◆ Aim
Leaving out all images, write out the records that follow exactly.

◆ Provided data

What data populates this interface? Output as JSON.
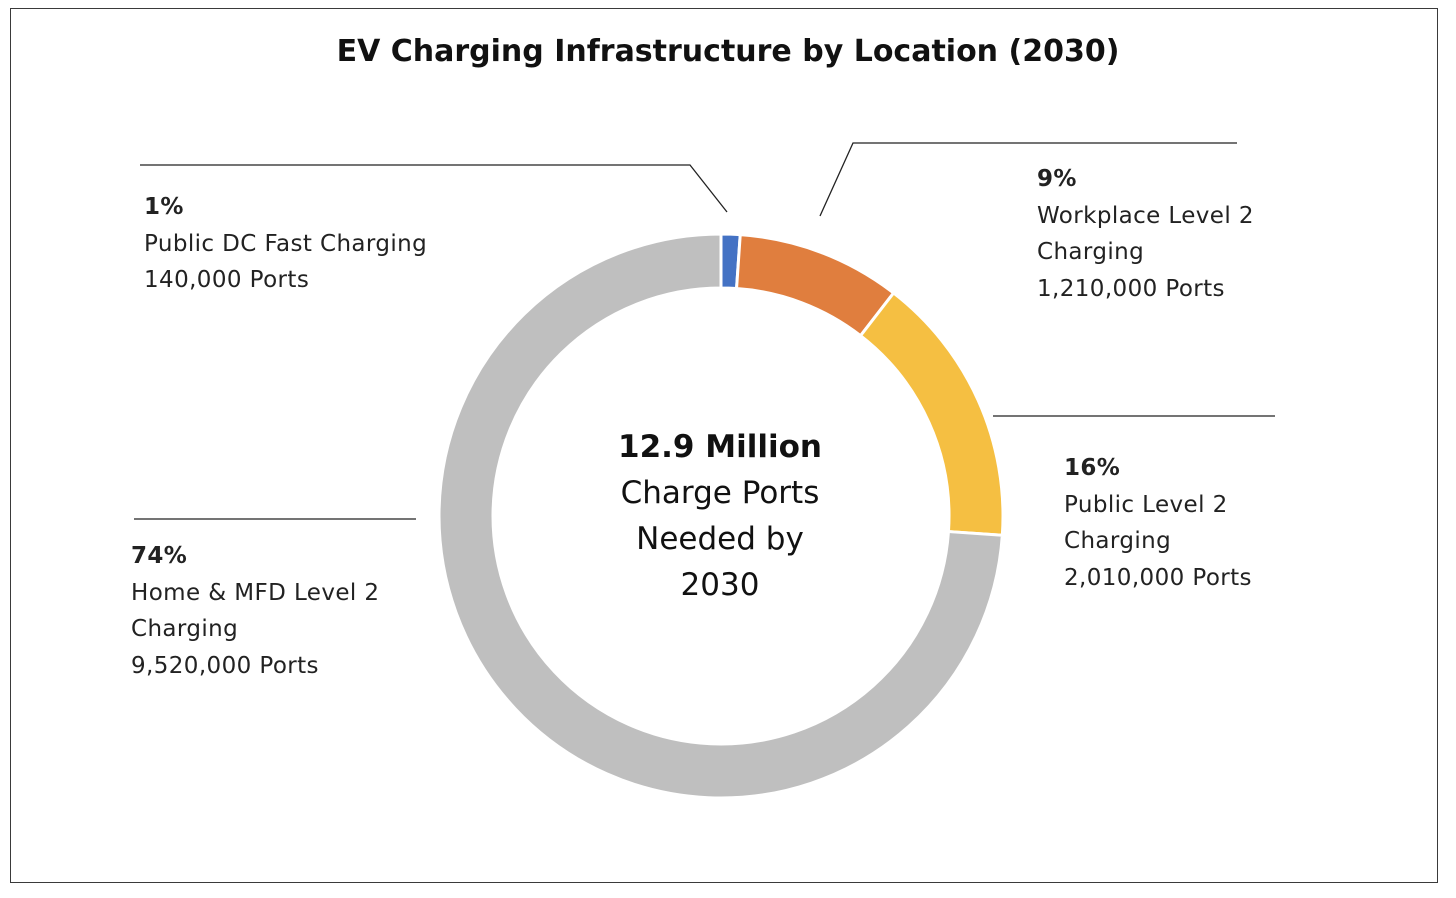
{
  "chart_data": {
    "type": "pie",
    "title": "EV Charging Infrastructure by Location (2030)",
    "center": {
      "value": "12.9 Million",
      "caption": "Charge Ports\nNeeded by\n2030"
    },
    "slices": [
      {
        "category": "Public DC Fast Charging",
        "percent_label": "1%",
        "ports_label": "140,000 Ports",
        "ports": 140000,
        "color": "#4472C4"
      },
      {
        "category": "Workplace Level 2 Charging",
        "percent_label": "9%",
        "ports_label": "1,210,000 Ports",
        "ports": 1210000,
        "color": "#E07E3E"
      },
      {
        "category": "Public Level 2 Charging",
        "percent_label": "16%",
        "ports_label": "2,010,000 Ports",
        "ports": 2010000,
        "color": "#F5BF42"
      },
      {
        "category": "Home & MFD Level 2 Charging",
        "percent_label": "74%",
        "ports_label": "9,520,000 Ports",
        "ports": 9520000,
        "color": "#BFBFBF"
      }
    ],
    "legend": "none"
  }
}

◆ Reply
What data populates this interface? Output as JSON.
{
  "chart_data": {
    "type": "pie",
    "title": "EV Charging Infrastructure by Location (2030)",
    "center": {
      "value": "12.9 Million",
      "caption": "Charge Ports\nNeeded by\n2030"
    },
    "slices": [
      {
        "category": "Public DC Fast Charging",
        "percent_label": "1%",
        "ports_label": "140,000 Ports",
        "ports": 140000,
        "color": "#4472C4"
      },
      {
        "category": "Workplace Level 2 Charging",
        "percent_label": "9%",
        "ports_label": "1,210,000 Ports",
        "ports": 1210000,
        "color": "#E07E3E"
      },
      {
        "category": "Public Level 2 Charging",
        "percent_label": "16%",
        "ports_label": "2,010,000 Ports",
        "ports": 2010000,
        "color": "#F5BF42"
      },
      {
        "category": "Home & MFD Level 2 Charging",
        "percent_label": "74%",
        "ports_label": "9,520,000 Ports",
        "ports": 9520000,
        "color": "#BFBFBF"
      }
    ],
    "legend": "none"
  }
}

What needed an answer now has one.